◆ **PASSAGE FOR REVIEW**:
******************************
Personal information
- Full name: José Jesús Perera López
- Date of birth: 12 April 1980 (age 46)
- Place of birth: Olivenza, Spain
- Height: 1.76 m (5 ft 9 in)
- Position: Striker

Youth career
- Badajoz

Senior career*
- Years: Team / Apps / (Gls)
- 1998–2001: Mallorca B / 77 / (22)
- 2001–2003: Albacete / 73 / (29)
- 2003–2005: Mallorca / 32 / (7)
- 2005–2008: Celta / 81 / (26)
- 2008–2010: Rayo Vallecano / 15 / (3)
- 2009–2010: → Elche (loan) / 19 / (5)
- 2010–2011: Elche / 23 / (2)
- 2011–2012: Atlético Baleares / 50 / (28)
- 2013–2014: Gimnàstic / 47 / (11)
- 2014–2016: Mérida / 41 / (24)
- Total:  / 458 / (157)

= Jesús Perera =

Spanish footballer

José Jesús Perera López (born 12 April 1980) is a Spanish former professional footballer who played as a striker.

He played 186 Segunda División games over eight seasons, totalling 60 goals for Mallorca B, Albacete, Celta, Rayo Vallecano and Elche. He added in 66 matches and 12 goals in La Liga, in an 18-year senior career.

==Club career==
Perera was born in Olivenza, Province of Badajoz. A prolific scorer in the Segunda División, notably scoring 22 league goals for Albacete Balompié in the 2002–03 season, he struggled to maintain the same rate in the top division in his four La Liga campaigns (two with both RCD Mallorca and RC Celta de Vigo). His best input came in 2003–04, as he netted six times for the Balearic Islands club.
******************************
◆ **RECORDS SHOWN**:
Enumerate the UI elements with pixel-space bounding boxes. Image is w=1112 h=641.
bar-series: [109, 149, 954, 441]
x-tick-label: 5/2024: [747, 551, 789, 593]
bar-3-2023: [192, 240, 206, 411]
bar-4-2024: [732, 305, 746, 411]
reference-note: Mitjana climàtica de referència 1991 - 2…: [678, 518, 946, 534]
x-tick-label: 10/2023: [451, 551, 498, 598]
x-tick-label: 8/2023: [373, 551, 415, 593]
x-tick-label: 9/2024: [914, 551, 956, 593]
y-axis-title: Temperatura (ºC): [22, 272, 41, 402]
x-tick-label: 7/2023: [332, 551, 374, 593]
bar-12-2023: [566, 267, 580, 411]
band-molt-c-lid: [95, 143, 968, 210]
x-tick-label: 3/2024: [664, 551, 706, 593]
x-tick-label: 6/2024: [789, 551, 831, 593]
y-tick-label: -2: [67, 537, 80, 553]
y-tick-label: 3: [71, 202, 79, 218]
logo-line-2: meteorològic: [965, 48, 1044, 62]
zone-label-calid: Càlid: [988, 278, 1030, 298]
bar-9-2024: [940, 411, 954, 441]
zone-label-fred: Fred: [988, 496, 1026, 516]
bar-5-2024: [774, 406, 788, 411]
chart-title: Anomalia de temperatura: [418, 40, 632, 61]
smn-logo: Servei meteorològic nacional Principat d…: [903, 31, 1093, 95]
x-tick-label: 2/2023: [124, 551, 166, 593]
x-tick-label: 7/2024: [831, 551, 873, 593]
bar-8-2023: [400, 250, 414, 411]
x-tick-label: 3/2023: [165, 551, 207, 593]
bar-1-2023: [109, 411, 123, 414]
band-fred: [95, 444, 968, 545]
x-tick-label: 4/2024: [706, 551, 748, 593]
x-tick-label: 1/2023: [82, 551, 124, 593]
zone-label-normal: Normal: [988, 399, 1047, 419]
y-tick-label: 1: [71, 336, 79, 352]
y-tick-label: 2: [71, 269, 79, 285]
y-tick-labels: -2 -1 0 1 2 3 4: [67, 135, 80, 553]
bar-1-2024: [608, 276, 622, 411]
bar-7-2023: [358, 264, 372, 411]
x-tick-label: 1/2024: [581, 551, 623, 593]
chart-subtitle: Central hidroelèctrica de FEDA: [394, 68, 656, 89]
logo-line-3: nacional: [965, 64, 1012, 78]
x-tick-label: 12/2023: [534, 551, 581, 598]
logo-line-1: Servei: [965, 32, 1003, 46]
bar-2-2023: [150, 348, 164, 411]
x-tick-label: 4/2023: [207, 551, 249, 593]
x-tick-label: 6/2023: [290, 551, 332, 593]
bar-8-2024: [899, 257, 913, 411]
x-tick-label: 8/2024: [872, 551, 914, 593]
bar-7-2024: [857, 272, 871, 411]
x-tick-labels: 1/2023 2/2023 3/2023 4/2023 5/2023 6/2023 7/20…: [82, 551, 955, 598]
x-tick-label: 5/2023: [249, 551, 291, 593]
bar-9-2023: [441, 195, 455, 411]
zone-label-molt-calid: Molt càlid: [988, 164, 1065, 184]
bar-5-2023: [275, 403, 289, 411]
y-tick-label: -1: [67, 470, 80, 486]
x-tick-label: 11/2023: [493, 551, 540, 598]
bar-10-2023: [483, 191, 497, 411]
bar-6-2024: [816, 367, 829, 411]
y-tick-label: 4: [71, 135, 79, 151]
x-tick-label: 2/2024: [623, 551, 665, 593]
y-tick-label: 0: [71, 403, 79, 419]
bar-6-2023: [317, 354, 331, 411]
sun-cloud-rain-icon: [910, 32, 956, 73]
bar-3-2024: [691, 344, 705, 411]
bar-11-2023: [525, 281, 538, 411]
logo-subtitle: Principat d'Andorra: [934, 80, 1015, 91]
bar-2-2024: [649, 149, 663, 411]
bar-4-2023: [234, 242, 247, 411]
******************************
◆ **PARTS OF THE EXERCISE**:
**1)** Using the Jesús Perera profile, list the clubs for which he played his Segunda División games.
**2)** Shorten the paragraph of the Jesús Perera profile that begins "Perera was born in Olivenza," keeping its main facts.

◆ **EXERCISE ANSWERS**:
**1)** Mallorca B, Albacete, Celta, Rayo Vallecano, Elche

**2)** Perera was born in Olivenza, Province of Badajoz. He scored often in the Segunda División, including 22 league goals for Albacete Balompié in 2002–03. He scored less in his four La Liga seasons, two each with RCD Mallorca and RC Celta de Vigo. His best output came in 2003–04, when he scored six times for the Balearic Islands club.